What to work on:
a: Reproduce the portion of the passage about the card Shunt that lies between "By the way, do" and "can’t, it’s bad?", inclusive.
b: Carry on writing the passage about the card Shunt from the point at which it ends.

Document extract:
— Start —

By the way, do you remember Shunt? Did you remember that it was in Tenth Edition? I didn’t until I started looking at a new Shivan Wumpus deck. I think Shunt’s a spell to be looked at again. I glossed over it when I was looking at Staple Rares from Xth. I should expand and expound on why Shunt is such a great card.
It can change the target of a spell.
Hmmmmm…
Okay. Actually. It looks like that’s the only reason to love it. Since that’s what the card does.
“Time to Cowboy Up, Romeo. Why, exactly, is changing targets A Good Thing ™?”
Ah, that’s more like it. It’s A Good Thing ™ because, um, you sometimes want to change a spell’s target? And when you can’t, it’s bad?
“Take a nap, and come back.”
Good idea.
Ahhhh, that was refreshing. Look, we all know why changing targets is good. Opponents’ spells that target (typically) hurt your position (e.g. by killing a creature) or help theirs (e.g. drawing cards). If you could change either of those, why wouldn’t you?

— End —

Information supplied:
— Start —

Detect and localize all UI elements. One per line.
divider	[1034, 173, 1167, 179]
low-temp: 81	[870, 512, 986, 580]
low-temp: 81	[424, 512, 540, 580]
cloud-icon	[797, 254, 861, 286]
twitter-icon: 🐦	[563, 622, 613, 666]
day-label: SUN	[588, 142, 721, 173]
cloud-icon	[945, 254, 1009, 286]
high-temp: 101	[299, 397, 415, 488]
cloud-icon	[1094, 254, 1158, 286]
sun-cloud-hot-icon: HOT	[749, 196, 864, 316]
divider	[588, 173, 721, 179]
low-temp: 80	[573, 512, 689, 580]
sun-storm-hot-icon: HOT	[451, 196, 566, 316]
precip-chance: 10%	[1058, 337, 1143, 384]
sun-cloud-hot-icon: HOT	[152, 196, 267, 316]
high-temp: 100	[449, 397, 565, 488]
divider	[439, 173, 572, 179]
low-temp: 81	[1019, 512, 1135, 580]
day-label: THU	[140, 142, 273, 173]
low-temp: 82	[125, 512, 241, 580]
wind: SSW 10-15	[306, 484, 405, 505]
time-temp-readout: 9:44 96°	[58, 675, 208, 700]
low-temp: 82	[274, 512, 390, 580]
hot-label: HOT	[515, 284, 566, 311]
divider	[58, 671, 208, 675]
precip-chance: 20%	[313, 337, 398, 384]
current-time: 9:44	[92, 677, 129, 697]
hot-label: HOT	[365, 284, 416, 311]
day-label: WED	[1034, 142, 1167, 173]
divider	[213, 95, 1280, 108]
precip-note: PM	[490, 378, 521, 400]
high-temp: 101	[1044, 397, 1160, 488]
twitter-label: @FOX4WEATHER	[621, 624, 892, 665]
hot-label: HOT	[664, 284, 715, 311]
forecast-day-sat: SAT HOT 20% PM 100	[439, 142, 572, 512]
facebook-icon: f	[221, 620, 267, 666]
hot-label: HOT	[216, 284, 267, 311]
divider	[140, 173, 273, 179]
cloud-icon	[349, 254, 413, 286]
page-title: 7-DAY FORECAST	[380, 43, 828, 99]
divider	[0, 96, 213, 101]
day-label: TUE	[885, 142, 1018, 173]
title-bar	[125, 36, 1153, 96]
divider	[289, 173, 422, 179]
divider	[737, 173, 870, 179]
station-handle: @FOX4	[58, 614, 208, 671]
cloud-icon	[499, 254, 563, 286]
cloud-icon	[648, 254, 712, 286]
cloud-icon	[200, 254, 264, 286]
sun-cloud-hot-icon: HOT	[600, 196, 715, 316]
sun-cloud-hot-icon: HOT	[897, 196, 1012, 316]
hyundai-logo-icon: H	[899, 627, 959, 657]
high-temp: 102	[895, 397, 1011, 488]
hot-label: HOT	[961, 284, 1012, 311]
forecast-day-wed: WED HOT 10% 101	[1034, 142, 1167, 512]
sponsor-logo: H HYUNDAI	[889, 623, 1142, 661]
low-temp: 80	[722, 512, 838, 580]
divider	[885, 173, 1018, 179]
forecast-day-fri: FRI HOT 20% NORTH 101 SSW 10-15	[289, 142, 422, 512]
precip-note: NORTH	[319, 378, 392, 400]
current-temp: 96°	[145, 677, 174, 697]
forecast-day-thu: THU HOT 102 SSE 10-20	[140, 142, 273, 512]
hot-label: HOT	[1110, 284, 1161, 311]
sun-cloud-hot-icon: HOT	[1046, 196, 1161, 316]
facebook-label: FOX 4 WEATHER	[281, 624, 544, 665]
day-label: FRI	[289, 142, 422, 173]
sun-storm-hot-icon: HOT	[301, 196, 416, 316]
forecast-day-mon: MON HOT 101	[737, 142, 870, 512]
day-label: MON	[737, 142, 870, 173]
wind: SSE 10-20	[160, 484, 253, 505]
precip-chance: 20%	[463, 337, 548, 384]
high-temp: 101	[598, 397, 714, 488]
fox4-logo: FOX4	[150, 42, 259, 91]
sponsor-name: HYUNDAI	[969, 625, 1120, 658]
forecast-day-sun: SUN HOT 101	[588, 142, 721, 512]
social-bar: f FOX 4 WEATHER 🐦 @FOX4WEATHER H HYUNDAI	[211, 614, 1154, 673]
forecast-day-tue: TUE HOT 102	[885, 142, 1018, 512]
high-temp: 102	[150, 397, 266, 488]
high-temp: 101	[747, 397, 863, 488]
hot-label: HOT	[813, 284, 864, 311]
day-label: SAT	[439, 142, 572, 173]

— End —

The responses:
a:
By the way, do you remember Shunt? Did you remember that it was in Tenth Edition? I didn’t until I started looking at a new Shivan Wumpus deck. I think Shunt’s a spell to be looked at again. I glossed over it when I was looking at Staple Rares from Xth. I should expand and expound on why Shunt is such a great card.
It can change the target of a spell.
Hmmmmm…
Okay. Actually. It looks like that’s the only reason to love it. Since that’s what the card does.
“Time to Cowboy Up, Romeo. Why, exactly, is changing targets A Good Thing ™?”
Ah, that’s more like it. It’s A Good Thing ™ because, um, you sometimes want to change a spell’s target? And when you can’t, it’s bad?

b:
Some people would say that you wouldn’t want to play Shunt because Shunt takes up space in your deck, space that could be used for something like a creature that’s tough to deal with or a spell that could end the game. I understand that felling. I also understand what I call A Big Swing Spell, a spell that can turn the game around.
Take a spell like Threaten. Sticking with Red, let’s say that both you and your opponent are at ten life and you both have a Shivan Dragon on board. Neither of you has any cards in hand. You draw Blaze, and you can cast it for five. You kill the other Shivan Dragon, swing for five, and hope to end the game the next turn. If that card were Threaten, the game is over. You take the opposing Shivan Dragon, and swing for ten. Threaten can actually be a swing of, in this example, ten points (the five needed to kill the Dragon plus the five that didn’t get dealt to the opponent).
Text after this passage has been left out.